▸ Provided material:
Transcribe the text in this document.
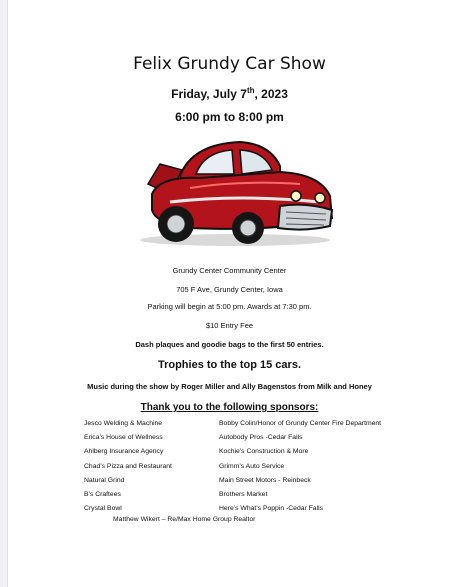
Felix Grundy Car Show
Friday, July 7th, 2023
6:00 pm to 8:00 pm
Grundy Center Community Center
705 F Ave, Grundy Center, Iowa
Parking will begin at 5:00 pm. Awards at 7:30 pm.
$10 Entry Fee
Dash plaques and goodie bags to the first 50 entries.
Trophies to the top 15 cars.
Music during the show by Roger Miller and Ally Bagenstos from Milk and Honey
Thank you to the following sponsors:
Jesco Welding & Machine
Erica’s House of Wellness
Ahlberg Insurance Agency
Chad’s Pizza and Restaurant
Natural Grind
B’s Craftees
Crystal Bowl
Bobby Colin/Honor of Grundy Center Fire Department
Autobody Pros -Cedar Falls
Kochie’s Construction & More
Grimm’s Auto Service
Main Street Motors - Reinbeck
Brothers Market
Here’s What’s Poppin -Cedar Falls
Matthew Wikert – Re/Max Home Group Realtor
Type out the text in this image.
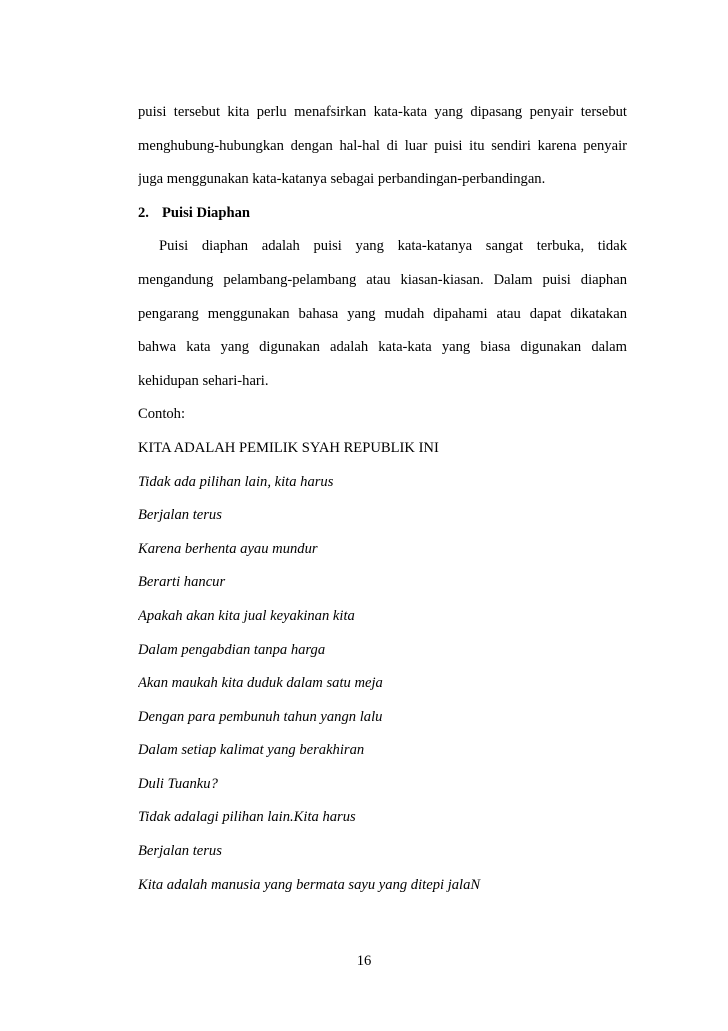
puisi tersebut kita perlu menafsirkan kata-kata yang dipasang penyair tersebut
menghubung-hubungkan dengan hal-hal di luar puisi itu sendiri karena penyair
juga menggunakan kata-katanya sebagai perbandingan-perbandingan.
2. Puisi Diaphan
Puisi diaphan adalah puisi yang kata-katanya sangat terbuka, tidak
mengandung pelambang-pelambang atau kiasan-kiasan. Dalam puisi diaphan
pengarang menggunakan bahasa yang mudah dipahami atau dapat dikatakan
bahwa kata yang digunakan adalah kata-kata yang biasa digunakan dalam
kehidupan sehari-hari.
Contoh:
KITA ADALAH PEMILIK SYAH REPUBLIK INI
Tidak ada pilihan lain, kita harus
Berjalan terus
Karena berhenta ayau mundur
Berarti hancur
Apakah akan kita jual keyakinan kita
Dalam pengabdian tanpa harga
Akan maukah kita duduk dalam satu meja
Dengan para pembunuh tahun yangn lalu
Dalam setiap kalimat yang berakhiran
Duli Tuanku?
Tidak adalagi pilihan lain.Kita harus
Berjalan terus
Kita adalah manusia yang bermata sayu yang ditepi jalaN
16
--
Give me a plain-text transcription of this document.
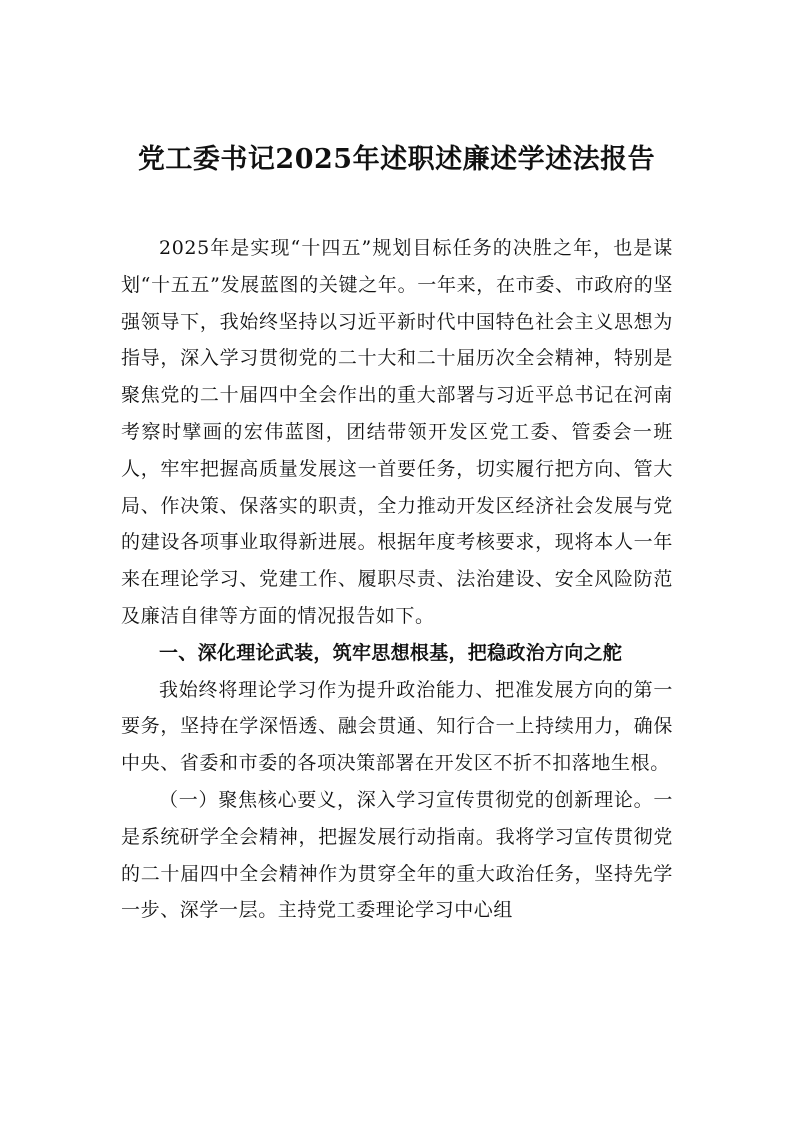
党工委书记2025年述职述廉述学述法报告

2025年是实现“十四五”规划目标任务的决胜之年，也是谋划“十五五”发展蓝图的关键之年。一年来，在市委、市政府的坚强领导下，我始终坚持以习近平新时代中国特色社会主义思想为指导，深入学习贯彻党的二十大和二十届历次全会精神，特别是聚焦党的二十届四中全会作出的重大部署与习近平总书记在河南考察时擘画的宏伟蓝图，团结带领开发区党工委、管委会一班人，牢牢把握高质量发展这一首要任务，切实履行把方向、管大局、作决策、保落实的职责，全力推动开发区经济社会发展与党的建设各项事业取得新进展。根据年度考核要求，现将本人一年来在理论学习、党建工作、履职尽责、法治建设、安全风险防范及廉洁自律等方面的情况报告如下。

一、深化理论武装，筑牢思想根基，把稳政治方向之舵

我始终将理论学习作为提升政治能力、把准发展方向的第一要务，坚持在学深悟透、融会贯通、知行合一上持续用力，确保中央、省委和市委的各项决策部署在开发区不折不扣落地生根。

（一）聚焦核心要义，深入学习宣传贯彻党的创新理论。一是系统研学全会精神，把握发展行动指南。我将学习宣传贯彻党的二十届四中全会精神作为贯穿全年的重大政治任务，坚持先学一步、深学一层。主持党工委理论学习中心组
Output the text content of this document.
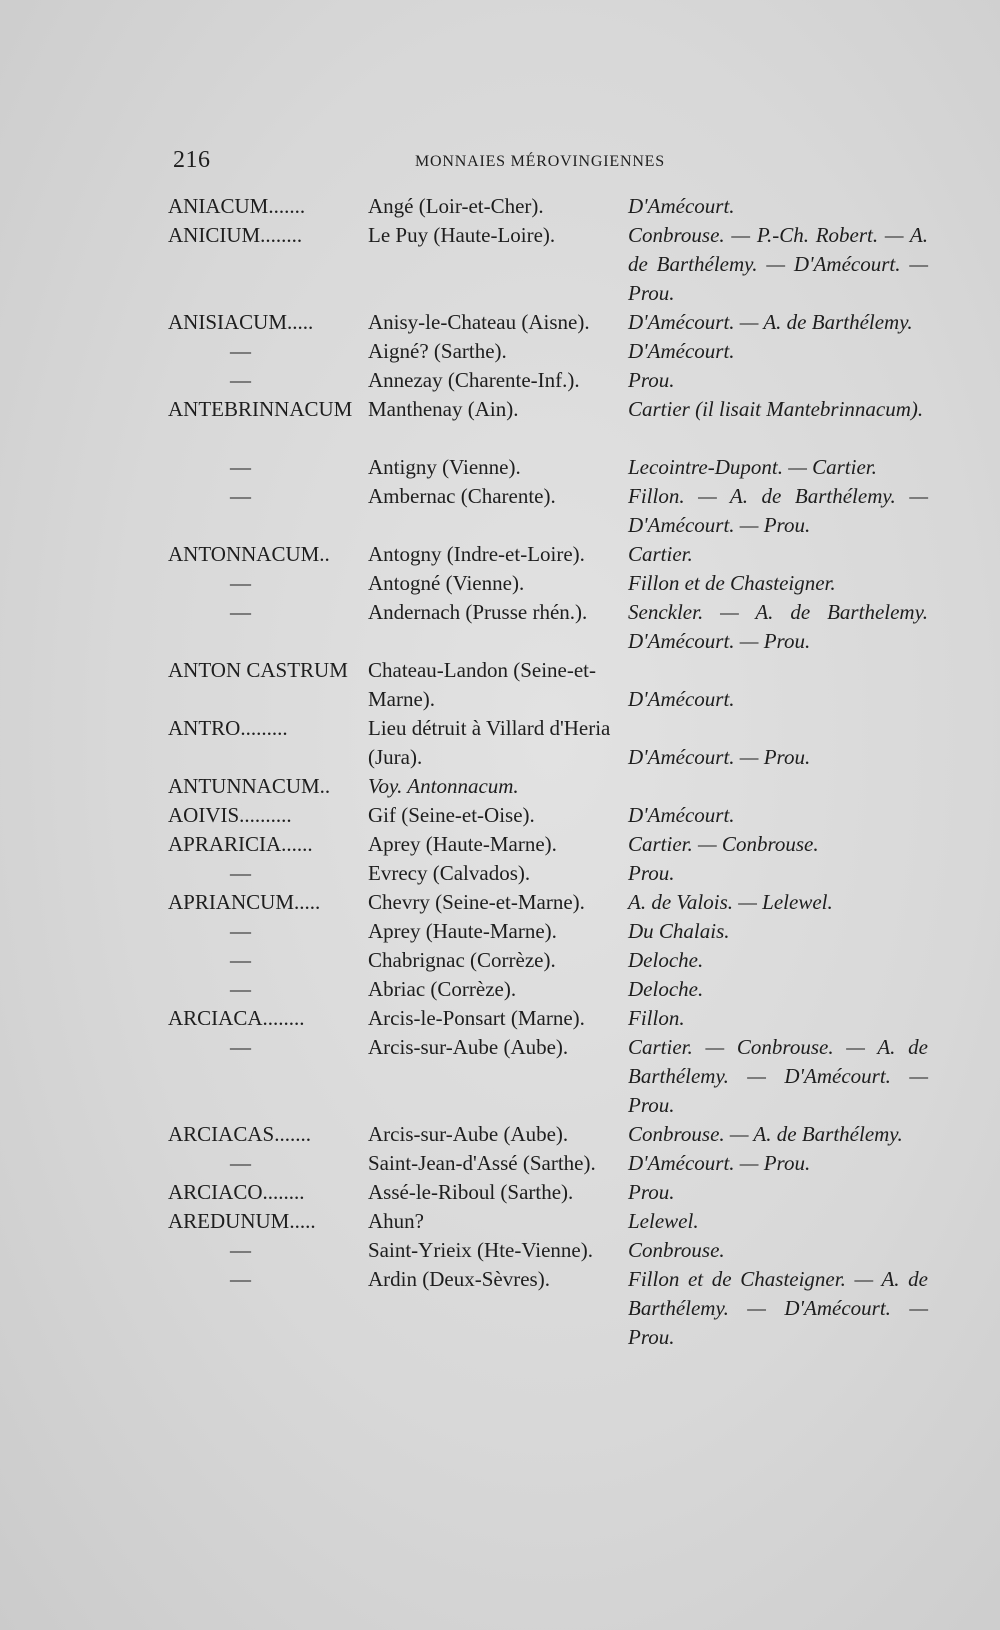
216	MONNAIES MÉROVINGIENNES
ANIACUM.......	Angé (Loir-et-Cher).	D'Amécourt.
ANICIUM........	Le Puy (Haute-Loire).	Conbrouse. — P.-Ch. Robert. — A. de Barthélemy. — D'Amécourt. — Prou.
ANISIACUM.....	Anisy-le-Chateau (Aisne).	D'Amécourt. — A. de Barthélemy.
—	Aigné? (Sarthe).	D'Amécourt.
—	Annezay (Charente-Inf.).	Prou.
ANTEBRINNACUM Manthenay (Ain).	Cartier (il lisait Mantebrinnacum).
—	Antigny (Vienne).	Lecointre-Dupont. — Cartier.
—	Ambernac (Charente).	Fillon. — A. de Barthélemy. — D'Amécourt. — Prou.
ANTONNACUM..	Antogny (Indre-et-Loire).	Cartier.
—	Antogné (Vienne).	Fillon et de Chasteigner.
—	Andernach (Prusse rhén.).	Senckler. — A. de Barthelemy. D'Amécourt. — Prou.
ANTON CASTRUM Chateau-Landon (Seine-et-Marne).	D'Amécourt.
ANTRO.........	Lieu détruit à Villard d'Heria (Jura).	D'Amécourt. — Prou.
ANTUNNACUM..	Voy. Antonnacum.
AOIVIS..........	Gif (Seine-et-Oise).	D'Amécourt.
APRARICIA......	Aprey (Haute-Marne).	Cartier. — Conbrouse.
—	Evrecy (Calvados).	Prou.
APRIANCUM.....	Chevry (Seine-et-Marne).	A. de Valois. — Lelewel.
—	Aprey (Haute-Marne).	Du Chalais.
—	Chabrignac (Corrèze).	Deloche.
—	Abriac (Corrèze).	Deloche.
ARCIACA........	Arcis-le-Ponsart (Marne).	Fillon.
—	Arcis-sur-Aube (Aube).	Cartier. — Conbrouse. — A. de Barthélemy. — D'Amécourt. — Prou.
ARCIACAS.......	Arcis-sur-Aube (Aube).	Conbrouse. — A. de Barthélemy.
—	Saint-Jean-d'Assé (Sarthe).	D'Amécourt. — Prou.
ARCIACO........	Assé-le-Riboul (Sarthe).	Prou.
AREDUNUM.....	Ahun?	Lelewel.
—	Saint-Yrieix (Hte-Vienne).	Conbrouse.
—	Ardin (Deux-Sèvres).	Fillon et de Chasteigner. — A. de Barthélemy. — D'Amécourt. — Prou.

▸ What to work on: Report how many lines in the listing include the word "katanya". Give nothing but the count.

▸ Full response: 2